INSTRUCTIONS FOR THE TASK:
Note each line where "Informatik" appears, and copy it.

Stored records
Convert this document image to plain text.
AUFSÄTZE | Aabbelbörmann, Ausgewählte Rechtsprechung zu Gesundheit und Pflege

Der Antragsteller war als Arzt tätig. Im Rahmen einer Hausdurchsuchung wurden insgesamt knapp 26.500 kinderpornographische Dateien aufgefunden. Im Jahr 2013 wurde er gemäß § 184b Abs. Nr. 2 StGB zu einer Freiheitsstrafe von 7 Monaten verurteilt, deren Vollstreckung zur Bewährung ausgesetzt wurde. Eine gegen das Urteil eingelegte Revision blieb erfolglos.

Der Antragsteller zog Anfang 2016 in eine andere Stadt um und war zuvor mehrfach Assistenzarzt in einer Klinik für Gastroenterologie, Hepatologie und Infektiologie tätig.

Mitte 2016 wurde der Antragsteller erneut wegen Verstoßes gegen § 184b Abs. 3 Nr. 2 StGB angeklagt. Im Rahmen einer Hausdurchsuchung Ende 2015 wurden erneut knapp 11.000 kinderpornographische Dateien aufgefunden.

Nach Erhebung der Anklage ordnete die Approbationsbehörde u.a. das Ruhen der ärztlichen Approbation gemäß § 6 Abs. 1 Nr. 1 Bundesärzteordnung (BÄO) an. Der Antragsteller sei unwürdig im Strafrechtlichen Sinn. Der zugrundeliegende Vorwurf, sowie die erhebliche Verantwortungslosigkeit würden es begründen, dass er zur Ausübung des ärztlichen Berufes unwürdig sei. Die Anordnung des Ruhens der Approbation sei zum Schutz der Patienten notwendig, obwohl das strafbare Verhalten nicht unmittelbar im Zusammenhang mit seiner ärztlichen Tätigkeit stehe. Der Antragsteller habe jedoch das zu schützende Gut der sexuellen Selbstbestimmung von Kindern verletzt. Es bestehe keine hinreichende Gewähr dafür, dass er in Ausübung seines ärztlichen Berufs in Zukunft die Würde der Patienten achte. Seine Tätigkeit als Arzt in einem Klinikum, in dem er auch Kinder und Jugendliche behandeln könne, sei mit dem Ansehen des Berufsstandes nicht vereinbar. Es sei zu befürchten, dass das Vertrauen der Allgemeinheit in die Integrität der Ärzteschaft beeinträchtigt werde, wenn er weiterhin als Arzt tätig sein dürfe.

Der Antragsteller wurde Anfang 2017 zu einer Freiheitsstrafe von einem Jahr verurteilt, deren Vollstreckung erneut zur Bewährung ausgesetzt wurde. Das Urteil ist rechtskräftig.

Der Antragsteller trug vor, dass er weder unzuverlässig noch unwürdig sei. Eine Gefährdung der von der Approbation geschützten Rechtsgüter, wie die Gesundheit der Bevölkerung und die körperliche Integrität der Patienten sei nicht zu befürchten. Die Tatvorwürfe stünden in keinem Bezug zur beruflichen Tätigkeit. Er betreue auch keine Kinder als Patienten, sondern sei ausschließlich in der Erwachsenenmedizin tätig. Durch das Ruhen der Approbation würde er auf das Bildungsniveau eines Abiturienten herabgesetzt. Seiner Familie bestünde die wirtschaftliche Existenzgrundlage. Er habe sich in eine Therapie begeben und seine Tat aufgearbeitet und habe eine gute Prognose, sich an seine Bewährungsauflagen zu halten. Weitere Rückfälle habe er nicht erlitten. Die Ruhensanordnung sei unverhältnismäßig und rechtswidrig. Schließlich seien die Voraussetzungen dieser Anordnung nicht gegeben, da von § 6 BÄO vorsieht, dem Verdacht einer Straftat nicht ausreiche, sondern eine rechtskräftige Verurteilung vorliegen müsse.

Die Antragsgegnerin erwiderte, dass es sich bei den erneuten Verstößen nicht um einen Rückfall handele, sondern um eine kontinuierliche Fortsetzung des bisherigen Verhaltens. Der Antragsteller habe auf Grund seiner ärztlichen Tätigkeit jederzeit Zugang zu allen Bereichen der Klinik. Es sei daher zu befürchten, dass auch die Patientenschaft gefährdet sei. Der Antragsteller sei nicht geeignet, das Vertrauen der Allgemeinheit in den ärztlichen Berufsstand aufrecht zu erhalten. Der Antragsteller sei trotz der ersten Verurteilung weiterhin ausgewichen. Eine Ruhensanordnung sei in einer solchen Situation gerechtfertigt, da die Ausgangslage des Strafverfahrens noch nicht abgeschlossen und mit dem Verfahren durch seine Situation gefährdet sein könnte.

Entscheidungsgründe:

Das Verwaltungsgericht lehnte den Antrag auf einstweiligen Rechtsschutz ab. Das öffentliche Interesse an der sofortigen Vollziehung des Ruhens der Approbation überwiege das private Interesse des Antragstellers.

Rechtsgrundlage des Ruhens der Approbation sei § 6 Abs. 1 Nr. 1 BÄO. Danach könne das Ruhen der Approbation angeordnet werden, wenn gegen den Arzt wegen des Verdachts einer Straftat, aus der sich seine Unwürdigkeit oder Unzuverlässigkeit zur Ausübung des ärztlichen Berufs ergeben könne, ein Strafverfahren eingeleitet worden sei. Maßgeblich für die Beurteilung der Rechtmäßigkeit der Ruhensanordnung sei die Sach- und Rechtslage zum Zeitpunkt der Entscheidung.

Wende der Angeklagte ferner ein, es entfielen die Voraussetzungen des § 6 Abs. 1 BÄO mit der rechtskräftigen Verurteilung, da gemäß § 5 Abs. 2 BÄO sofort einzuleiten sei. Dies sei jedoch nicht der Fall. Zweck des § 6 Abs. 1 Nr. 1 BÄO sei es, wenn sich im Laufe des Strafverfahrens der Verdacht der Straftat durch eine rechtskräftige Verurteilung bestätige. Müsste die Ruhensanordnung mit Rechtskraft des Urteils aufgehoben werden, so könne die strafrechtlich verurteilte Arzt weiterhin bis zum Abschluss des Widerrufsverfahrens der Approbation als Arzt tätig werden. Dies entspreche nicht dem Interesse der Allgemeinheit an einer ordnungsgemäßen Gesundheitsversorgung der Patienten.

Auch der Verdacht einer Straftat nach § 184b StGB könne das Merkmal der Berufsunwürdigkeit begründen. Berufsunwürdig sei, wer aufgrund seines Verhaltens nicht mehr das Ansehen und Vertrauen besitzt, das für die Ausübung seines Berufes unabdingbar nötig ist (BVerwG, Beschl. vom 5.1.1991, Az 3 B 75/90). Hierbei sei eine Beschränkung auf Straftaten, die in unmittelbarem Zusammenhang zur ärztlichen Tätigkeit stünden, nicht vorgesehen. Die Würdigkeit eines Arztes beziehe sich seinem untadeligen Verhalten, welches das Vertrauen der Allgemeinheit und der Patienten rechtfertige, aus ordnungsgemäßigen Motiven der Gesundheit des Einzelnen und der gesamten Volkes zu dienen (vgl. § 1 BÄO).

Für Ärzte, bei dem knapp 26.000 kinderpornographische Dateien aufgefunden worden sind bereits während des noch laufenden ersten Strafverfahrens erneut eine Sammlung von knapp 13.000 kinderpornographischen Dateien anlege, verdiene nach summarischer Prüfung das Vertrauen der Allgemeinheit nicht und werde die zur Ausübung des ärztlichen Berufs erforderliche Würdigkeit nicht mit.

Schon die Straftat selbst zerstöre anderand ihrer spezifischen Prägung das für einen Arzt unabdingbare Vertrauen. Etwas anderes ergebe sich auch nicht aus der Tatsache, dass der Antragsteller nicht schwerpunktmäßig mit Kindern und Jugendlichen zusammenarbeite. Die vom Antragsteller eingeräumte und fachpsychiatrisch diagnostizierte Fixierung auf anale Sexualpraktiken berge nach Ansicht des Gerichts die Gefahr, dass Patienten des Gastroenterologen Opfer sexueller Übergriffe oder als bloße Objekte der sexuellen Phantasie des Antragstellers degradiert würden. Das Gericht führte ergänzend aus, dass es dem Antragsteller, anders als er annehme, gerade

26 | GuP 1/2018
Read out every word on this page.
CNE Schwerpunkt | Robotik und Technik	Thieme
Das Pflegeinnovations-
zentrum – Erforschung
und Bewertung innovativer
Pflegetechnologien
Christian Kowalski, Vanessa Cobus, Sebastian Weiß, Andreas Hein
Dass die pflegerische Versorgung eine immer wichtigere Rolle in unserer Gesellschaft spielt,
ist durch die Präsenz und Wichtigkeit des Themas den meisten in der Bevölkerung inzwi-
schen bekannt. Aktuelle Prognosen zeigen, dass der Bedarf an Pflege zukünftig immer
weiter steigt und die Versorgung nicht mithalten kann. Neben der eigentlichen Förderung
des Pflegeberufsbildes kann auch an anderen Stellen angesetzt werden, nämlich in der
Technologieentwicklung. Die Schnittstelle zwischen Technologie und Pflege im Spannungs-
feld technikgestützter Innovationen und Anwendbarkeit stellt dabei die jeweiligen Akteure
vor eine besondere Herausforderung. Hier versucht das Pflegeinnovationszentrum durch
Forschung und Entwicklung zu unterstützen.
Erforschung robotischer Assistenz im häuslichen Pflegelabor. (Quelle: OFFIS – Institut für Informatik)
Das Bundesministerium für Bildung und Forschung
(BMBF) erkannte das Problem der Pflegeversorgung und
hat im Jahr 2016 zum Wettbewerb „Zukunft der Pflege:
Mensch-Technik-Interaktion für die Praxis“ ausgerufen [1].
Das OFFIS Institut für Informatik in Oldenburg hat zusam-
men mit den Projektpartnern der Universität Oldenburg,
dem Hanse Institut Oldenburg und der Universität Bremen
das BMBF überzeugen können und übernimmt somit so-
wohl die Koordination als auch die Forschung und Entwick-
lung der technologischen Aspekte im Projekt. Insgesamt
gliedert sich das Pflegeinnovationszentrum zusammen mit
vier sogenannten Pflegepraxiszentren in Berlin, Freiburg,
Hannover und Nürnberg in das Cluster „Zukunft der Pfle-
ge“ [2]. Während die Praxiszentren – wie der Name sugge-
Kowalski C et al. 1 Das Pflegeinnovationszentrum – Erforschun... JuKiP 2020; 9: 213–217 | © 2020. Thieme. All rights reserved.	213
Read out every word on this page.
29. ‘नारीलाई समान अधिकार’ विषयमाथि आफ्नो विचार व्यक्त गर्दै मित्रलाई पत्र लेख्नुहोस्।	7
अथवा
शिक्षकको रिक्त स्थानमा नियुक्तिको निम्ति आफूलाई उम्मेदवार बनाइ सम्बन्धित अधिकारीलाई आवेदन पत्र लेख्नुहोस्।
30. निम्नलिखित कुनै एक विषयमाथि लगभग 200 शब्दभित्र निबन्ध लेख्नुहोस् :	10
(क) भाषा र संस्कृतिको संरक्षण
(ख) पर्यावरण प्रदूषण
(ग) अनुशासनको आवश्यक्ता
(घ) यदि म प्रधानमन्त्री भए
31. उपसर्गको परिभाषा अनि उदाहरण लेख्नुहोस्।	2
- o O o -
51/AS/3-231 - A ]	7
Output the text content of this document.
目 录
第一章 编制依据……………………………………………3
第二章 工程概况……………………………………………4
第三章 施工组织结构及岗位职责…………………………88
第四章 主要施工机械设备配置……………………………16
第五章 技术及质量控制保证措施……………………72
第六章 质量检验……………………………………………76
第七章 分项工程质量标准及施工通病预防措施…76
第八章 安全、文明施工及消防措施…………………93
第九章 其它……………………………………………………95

SOLVED PROBLEM:
Erforschung robotischer Assistenz im häuslichen Pflegelabor. (Quelle: OFFIS – Institut für Informatik)
Das OFFIS Institut für Informatik in Oldenburg hat zusam-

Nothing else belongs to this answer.